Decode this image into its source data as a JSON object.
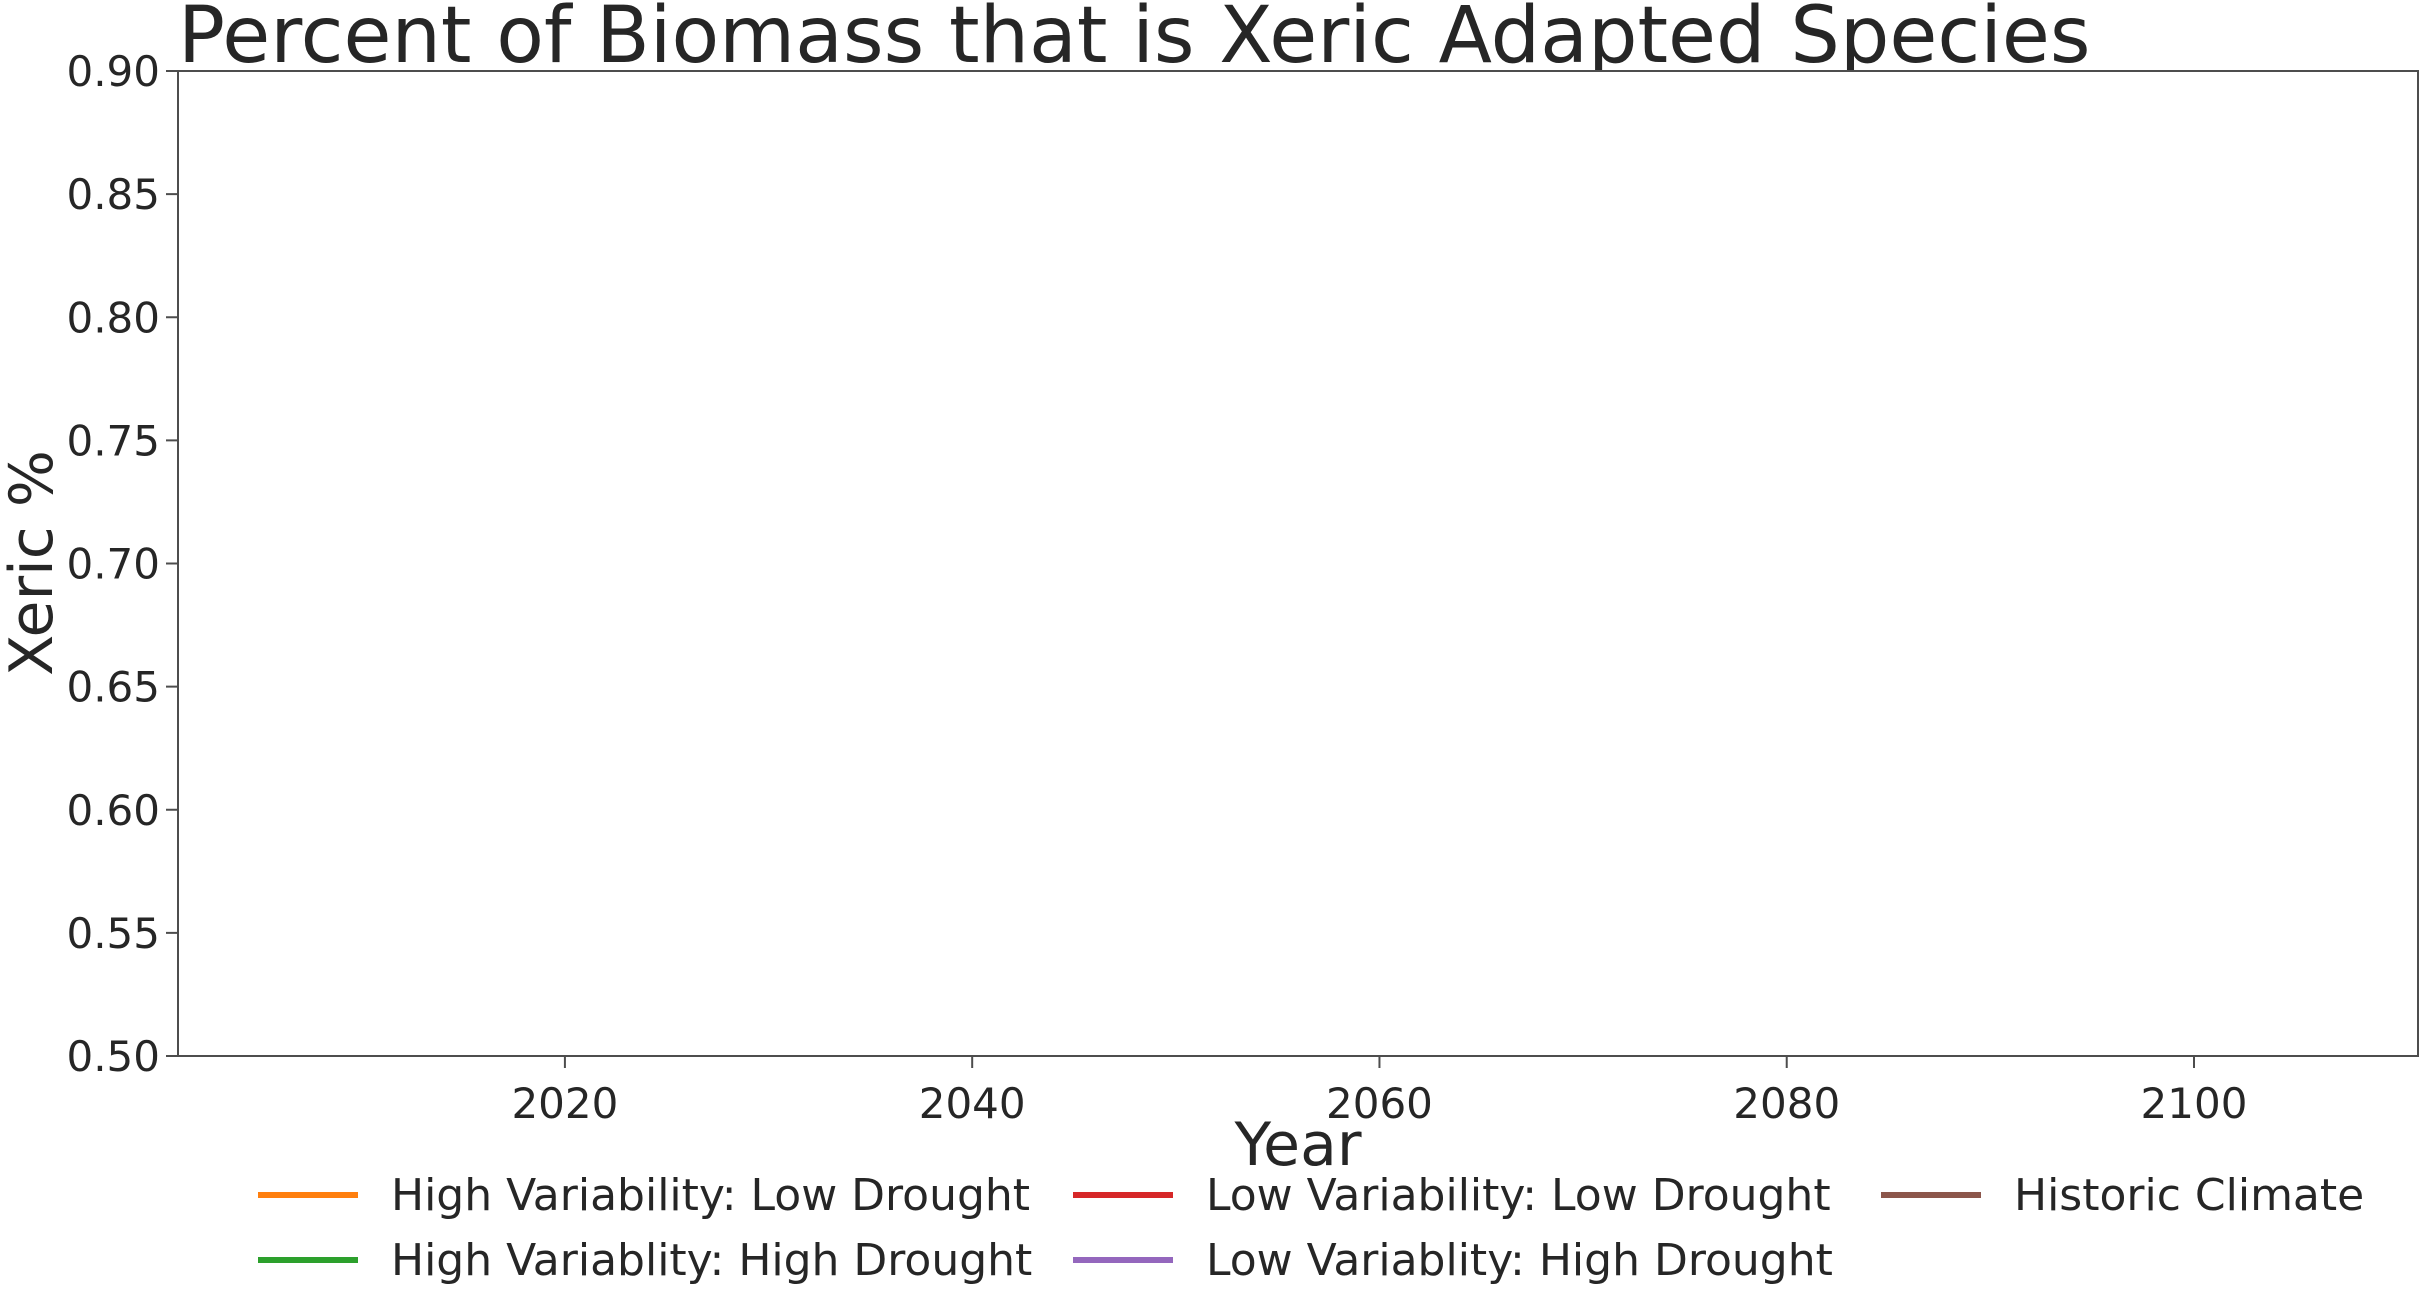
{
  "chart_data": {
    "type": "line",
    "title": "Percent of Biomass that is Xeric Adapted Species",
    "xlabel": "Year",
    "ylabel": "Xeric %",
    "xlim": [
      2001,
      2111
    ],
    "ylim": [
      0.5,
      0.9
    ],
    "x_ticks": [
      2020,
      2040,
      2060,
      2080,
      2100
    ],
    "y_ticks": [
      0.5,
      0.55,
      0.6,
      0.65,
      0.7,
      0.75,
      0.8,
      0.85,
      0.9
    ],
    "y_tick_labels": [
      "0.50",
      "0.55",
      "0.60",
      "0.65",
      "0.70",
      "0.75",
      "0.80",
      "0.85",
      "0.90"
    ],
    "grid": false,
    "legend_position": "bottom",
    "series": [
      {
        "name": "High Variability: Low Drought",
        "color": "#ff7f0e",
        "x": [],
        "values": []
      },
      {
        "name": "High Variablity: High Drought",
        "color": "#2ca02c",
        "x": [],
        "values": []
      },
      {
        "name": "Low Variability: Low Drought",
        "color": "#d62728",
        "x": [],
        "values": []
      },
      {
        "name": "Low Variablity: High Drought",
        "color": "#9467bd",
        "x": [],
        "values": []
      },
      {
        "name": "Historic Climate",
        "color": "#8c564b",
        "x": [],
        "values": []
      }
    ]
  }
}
# # # #
Repeat the entries exactly and keep the pictures out of the copy.

Decode this image into its source data as a JSON object.
{
  "chart_data": {
    "type": "line",
    "title": "Percent of Biomass that is Xeric Adapted Species",
    "xlabel": "Year",
    "ylabel": "Xeric %",
    "xlim": [
      2001,
      2111
    ],
    "ylim": [
      0.5,
      0.9
    ],
    "x_ticks": [
      2020,
      2040,
      2060,
      2080,
      2100
    ],
    "y_ticks": [
      0.5,
      0.55,
      0.6,
      0.65,
      0.7,
      0.75,
      0.8,
      0.85,
      0.9
    ],
    "y_tick_labels": [
      "0.50",
      "0.55",
      "0.60",
      "0.65",
      "0.70",
      "0.75",
      "0.80",
      "0.85",
      "0.90"
    ],
    "grid": false,
    "legend_position": "bottom",
    "series": [
      {
        "name": "High Variability: Low Drought",
        "color": "#ff7f0e",
        "x": [],
        "values": []
      },
      {
        "name": "High Variablity: High Drought",
        "color": "#2ca02c",
        "x": [],
        "values": []
      },
      {
        "name": "Low Variability: Low Drought",
        "color": "#d62728",
        "x": [],
        "values": []
      },
      {
        "name": "Low Variablity: High Drought",
        "color": "#9467bd",
        "x": [],
        "values": []
      },
      {
        "name": "Historic Climate",
        "color": "#8c564b",
        "x": [],
        "values": []
      }
    ]
  }
}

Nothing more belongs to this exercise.